Aim →
Quote the whole forum thread below, word for word, about telling a photo of a model city from a real aerial shot.

## Start Text section

Hey, that isn't a real city!
February 20, 2011 11:33 AM   Subscribe

Why can I tell the difference between an aerial shot and a picture of a model?

Here is a picture of a miniature/model city. How can my eyes tell that it's not real? Especially if it were real, any detail in the building and trees would be too small for my eyes to pick up.
The only thing I can think of, is that if you were to look at both of them close up, there are more flaws and variances in color, texture, etc in the life-size buildings. Can I really tell the difference when the shot is taken that far away from a real source? Or is it a lighting thing that my brain can pick up?
posted by shesaysgo to Science & Nature (16 answers total) 1 user marked this as a favorite
 
Best answer: My guesses:

1) There's far more detail in a real city than a model can capture. You'd see less uniform trees and bricks, and even though your eyes couldn't pick up most of the details, small imperfections still make things look more real.

2) Atmospheric perspective. Things look lighter and bluer the farther they are from you due to the amount of air/oxygen between you and the object: something a model really can't replicate.
posted by girih knot at 11:37 AM on February 20, 2011


Can you really tell them apart? Have you seen these photos taken with photographic techniques designed to make them look like models?

The obvious difference between the model photo and most real aerial photos is that the photos of models have much shallower depth-of-field, which is of course specifically countered in the photos linked above.

## End Text section
## Start Stored rows

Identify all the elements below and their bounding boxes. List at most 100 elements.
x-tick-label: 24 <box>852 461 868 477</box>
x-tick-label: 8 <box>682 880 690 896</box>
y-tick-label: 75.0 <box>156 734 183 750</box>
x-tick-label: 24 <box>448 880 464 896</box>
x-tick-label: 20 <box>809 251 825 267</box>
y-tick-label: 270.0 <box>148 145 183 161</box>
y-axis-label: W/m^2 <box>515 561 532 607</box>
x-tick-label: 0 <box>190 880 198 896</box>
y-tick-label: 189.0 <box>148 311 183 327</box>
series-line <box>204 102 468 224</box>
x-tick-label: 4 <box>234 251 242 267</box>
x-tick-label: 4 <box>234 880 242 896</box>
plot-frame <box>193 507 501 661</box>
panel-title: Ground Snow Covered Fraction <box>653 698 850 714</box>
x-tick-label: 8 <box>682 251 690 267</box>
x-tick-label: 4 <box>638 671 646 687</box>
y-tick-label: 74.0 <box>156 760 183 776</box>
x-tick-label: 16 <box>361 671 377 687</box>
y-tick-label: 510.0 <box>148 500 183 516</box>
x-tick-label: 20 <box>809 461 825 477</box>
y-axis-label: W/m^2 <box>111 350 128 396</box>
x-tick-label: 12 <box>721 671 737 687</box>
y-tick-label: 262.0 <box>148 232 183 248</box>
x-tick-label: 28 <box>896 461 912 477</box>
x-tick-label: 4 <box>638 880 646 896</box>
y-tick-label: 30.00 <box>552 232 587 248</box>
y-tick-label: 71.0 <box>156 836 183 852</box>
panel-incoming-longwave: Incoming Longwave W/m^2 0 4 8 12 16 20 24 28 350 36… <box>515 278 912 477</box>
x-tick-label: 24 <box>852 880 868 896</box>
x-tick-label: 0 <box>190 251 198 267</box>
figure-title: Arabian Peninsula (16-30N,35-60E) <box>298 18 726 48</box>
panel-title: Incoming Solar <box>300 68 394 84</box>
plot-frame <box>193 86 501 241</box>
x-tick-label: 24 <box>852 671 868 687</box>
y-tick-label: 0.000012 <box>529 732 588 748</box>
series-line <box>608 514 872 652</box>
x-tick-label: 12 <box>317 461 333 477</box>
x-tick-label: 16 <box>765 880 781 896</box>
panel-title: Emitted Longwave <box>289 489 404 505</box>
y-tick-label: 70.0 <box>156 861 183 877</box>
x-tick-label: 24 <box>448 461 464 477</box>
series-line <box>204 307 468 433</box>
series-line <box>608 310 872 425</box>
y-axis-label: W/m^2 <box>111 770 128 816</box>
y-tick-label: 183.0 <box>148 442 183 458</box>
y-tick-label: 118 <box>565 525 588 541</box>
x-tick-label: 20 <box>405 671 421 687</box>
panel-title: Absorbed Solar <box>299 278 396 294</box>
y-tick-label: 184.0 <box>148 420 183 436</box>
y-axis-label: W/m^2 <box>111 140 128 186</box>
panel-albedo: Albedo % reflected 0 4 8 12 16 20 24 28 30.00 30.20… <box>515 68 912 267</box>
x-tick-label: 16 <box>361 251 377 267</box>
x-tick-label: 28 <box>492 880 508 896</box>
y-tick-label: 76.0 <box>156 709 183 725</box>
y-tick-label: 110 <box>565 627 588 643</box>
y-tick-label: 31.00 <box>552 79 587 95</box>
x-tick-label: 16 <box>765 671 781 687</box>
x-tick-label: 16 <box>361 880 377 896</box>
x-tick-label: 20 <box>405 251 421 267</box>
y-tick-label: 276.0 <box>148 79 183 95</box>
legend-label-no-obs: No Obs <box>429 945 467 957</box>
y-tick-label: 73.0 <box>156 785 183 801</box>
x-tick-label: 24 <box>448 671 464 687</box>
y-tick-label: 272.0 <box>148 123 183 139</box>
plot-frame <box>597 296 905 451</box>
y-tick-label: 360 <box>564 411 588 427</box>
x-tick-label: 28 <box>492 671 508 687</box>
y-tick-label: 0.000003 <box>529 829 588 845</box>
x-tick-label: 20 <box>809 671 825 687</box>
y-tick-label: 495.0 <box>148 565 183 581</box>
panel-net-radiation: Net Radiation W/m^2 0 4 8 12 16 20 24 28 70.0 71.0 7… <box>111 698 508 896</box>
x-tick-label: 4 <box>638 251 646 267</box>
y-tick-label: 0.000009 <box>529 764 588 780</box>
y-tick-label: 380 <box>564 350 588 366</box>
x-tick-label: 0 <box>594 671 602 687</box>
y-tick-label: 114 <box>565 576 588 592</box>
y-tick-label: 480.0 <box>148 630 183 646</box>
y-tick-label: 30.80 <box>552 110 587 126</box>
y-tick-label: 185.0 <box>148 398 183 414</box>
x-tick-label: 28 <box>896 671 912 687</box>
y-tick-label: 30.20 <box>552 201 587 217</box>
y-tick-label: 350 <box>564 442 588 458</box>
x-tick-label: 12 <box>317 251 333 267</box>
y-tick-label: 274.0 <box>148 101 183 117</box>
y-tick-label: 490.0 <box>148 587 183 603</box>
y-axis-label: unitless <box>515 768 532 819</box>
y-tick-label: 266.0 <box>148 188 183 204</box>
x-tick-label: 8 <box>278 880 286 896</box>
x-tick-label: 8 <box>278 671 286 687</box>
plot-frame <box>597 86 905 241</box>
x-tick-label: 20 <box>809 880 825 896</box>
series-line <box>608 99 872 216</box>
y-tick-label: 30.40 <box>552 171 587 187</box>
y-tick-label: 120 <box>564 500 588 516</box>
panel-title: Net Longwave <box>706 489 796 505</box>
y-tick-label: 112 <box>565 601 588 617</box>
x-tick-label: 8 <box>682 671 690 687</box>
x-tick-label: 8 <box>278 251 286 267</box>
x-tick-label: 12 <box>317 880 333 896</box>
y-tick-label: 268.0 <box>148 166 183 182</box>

## End Stored rows

The solution →
Hey, that isn't a real city!
February 20, 2011 11:33 AM   Subscribe

Why can I tell the difference between an aerial shot and a picture of a model?

Here is a picture of a miniature/model city. How can my eyes tell that it's not real? Especially if it were real, any detail in the building and trees would be too small for my eyes to pick up.
The only thing I can think of, is that if you were to look at both of them close up, there are more flaws and variances in color, texture, etc in the life-size buildings. Can I really tell the difference when the shot is taken that far away from a real source? Or is it a lighting thing that my brain can pick up?
posted by shesaysgo to Science & Nature (16 answers total) 1 user marked this as a favorite
 
Best answer: My guesses:

1) There's far more detail in a real city than a model can capture. You'd see less uniform trees and bricks, and even though your eyes couldn't pick up most of the details, small imperfections still make things look more real.

2) Atmospheric perspective. Things look lighter and bluer the farther they are from you due to the amount of air/oxygen between you and the object: something a model really can't replicate.
posted by girih knot at 11:37 AM on February 20, 2011


Can you really tell them apart? Have you seen these photos taken with photographic techniques designed to make them look like models?

The obvious difference between the model photo and most real aerial photos is that the photos of models have much shallower depth-of-field, which is of course specifically countered in the photos linked above.